Entries from a dataset:
=-=-=

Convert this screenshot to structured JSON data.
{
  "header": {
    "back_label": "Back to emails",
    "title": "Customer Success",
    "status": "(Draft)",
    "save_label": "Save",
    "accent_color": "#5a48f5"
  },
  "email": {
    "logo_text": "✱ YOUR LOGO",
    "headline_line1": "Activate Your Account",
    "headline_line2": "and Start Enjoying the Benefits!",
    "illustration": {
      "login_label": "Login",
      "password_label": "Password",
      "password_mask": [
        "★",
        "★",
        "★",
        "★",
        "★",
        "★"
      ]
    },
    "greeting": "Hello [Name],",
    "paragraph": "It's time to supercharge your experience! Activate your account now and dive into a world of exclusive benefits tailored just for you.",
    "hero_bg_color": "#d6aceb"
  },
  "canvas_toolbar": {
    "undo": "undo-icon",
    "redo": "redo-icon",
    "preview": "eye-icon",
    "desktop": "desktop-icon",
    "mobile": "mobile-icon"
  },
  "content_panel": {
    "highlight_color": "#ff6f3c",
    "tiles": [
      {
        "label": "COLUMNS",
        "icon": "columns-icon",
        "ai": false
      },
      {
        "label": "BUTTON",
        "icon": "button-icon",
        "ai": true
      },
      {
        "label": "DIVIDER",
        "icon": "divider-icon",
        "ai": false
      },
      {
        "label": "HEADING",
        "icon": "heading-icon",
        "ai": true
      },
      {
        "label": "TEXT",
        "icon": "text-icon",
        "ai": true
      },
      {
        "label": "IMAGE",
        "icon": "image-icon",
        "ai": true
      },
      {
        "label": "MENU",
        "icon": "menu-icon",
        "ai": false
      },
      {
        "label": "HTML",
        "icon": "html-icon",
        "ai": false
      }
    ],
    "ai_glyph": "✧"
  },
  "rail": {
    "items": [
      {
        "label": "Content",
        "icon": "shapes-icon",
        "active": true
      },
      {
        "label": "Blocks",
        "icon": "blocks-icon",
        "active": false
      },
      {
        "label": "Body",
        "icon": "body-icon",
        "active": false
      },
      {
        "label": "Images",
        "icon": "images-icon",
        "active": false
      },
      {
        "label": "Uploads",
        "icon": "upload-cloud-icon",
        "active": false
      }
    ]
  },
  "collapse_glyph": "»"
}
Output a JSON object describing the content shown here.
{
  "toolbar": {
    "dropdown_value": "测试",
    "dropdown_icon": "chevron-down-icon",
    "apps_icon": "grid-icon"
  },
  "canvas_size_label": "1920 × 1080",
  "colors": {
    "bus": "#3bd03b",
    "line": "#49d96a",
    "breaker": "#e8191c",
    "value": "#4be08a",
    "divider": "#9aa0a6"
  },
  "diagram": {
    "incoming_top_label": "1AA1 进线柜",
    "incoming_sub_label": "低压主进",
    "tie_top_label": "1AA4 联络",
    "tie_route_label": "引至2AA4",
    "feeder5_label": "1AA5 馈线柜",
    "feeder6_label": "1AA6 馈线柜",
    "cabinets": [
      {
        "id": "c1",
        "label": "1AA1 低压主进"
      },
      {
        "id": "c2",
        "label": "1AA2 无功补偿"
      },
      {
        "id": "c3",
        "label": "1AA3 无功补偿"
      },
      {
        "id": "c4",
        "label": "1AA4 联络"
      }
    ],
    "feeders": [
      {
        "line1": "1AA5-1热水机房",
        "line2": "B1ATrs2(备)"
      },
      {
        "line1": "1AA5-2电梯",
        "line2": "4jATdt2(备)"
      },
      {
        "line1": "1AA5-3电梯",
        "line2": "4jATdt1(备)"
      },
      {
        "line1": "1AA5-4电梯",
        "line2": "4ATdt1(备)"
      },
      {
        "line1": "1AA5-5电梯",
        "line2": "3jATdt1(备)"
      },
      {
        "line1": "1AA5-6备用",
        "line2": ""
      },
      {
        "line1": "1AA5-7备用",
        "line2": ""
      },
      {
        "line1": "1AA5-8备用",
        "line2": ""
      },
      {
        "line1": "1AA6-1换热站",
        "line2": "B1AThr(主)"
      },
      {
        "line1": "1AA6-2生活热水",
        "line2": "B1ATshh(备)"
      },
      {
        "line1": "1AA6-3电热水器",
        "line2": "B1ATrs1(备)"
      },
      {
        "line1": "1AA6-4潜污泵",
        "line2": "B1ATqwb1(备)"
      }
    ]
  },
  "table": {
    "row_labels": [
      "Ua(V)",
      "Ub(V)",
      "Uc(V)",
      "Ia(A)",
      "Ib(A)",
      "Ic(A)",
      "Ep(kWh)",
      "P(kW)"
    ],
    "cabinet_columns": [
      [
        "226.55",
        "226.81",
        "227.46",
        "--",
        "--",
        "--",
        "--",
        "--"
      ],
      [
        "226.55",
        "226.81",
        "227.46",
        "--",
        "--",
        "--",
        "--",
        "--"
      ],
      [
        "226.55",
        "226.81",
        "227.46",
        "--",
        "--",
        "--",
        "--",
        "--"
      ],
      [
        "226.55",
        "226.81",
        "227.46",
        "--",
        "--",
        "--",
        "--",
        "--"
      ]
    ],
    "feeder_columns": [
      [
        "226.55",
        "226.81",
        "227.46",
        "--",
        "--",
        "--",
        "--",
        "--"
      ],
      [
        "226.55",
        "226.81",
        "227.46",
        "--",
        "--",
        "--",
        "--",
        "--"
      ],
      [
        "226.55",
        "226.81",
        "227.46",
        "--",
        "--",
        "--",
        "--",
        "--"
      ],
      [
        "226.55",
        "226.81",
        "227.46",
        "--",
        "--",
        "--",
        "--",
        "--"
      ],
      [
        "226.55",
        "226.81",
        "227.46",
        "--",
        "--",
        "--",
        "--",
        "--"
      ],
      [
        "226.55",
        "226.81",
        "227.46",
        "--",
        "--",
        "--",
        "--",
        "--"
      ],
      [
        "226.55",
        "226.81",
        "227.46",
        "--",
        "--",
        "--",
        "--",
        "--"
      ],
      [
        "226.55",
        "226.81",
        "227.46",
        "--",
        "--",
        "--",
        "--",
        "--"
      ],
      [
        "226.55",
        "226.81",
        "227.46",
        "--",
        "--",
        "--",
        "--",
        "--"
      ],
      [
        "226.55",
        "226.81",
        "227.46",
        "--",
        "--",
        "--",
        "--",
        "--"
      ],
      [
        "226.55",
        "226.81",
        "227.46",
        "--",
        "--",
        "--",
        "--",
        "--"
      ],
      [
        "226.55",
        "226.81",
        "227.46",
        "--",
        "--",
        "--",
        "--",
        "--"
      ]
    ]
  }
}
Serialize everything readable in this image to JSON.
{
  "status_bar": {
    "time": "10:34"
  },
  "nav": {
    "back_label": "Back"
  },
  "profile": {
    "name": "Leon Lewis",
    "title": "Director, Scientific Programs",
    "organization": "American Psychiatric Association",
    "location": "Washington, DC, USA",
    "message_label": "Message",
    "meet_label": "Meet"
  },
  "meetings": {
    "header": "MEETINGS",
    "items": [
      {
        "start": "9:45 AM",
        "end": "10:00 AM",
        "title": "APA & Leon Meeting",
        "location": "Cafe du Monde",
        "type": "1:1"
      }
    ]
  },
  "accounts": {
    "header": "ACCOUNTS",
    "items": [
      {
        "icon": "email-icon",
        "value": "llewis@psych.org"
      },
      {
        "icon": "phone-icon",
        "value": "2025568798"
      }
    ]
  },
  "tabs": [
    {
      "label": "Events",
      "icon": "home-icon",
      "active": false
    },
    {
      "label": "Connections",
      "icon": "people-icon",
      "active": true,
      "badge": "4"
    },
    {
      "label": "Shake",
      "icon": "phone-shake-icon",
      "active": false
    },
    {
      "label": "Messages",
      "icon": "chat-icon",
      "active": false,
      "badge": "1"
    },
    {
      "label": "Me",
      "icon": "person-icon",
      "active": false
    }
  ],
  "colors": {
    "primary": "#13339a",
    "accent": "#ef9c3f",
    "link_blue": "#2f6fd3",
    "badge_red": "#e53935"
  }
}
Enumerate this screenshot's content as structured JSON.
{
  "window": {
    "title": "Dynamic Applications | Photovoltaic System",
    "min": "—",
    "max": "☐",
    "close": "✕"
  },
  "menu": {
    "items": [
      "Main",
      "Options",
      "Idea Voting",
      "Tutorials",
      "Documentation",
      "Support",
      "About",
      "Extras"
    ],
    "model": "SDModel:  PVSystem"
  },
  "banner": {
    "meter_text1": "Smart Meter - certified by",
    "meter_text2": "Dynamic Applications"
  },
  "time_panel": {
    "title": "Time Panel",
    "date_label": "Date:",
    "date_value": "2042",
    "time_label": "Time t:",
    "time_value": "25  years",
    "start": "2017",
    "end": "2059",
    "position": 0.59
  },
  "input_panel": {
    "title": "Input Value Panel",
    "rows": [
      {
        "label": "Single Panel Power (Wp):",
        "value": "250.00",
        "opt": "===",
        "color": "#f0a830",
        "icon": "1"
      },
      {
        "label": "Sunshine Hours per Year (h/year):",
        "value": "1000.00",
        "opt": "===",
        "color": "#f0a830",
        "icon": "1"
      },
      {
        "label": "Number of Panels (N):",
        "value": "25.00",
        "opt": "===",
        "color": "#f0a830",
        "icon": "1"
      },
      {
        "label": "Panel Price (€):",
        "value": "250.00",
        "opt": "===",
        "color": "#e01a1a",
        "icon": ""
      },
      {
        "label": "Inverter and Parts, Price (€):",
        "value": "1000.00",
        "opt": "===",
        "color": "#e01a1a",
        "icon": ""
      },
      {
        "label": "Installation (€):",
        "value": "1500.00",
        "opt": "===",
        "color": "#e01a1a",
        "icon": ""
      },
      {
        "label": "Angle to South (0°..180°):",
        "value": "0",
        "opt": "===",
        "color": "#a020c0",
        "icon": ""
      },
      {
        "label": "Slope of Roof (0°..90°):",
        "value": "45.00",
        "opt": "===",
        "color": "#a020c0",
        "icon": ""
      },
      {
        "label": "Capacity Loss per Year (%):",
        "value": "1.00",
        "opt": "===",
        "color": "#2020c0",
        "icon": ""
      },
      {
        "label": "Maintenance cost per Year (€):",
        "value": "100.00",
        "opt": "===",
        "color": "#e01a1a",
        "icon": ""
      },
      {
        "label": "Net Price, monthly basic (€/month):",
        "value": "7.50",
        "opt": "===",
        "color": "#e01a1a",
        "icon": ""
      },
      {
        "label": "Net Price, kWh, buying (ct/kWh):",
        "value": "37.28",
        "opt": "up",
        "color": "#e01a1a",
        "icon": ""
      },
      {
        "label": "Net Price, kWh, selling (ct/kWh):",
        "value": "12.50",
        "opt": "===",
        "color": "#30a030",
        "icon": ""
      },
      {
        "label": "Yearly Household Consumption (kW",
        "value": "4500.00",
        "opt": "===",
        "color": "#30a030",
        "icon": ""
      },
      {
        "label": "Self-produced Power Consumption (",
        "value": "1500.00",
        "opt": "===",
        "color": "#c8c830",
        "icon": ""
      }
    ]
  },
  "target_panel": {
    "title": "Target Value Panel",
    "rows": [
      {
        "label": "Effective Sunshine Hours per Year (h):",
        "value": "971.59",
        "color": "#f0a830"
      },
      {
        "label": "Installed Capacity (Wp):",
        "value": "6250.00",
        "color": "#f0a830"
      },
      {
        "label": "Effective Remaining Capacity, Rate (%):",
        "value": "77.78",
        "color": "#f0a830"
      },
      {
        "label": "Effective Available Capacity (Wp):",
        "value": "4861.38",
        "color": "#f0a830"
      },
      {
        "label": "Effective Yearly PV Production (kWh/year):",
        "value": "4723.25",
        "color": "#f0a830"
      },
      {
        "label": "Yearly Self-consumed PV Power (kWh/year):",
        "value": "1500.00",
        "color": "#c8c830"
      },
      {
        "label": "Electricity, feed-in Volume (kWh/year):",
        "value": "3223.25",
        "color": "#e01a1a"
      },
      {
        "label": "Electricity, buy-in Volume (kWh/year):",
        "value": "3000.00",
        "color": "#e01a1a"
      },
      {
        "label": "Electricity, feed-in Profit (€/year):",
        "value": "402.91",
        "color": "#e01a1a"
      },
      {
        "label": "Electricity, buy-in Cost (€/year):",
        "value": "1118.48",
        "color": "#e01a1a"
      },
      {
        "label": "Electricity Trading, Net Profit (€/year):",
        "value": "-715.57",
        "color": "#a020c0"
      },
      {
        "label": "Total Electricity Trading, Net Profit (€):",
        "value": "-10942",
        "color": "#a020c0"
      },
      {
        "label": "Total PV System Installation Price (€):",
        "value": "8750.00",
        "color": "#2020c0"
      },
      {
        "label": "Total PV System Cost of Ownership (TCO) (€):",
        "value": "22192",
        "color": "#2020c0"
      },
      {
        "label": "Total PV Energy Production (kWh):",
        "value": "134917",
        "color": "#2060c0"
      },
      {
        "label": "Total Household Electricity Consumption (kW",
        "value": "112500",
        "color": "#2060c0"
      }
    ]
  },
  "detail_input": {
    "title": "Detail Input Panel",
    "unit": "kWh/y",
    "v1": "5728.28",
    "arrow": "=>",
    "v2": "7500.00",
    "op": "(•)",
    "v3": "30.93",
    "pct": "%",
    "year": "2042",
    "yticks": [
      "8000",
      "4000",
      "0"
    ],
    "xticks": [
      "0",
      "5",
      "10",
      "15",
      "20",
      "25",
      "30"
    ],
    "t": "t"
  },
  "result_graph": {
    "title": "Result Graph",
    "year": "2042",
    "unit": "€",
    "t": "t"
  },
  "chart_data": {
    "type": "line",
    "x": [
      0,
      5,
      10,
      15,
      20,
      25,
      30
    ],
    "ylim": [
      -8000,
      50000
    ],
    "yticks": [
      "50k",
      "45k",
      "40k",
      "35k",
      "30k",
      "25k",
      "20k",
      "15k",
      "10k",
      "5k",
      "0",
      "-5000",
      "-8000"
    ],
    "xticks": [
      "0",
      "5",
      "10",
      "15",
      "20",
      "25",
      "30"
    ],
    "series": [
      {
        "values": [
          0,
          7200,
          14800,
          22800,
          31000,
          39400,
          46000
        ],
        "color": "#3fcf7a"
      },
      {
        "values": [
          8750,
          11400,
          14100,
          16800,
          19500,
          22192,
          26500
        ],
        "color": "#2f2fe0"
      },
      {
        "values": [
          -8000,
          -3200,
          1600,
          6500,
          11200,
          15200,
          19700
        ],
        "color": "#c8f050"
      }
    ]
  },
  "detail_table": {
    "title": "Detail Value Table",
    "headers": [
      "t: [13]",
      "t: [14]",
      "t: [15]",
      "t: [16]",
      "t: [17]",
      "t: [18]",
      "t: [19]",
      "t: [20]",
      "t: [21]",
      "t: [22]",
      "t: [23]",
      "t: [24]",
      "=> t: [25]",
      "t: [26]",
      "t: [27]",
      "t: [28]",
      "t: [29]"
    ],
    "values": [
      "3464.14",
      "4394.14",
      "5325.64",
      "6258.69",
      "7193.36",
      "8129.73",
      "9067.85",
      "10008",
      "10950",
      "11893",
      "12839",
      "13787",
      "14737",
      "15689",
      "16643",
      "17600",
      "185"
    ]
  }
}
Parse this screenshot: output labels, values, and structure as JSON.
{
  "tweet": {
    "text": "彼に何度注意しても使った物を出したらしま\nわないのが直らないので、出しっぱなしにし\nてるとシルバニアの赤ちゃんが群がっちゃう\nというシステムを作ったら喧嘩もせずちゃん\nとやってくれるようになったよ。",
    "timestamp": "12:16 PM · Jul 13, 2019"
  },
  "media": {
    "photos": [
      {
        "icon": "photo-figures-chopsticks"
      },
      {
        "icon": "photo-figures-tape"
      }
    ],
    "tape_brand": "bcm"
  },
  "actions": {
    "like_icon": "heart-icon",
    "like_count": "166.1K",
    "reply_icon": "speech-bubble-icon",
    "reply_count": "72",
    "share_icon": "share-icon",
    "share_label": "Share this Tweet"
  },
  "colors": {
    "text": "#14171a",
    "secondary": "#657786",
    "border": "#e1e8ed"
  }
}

=-=-=

DIRECTIONS FOR THIS TASK: Each line with the string "Self" in it needs to be found and copied.

TASK ANSWER:
        "label": "Self-produced Power Consumption (",
        "label": "Yearly Self-consumed PV Power (kWh/year):",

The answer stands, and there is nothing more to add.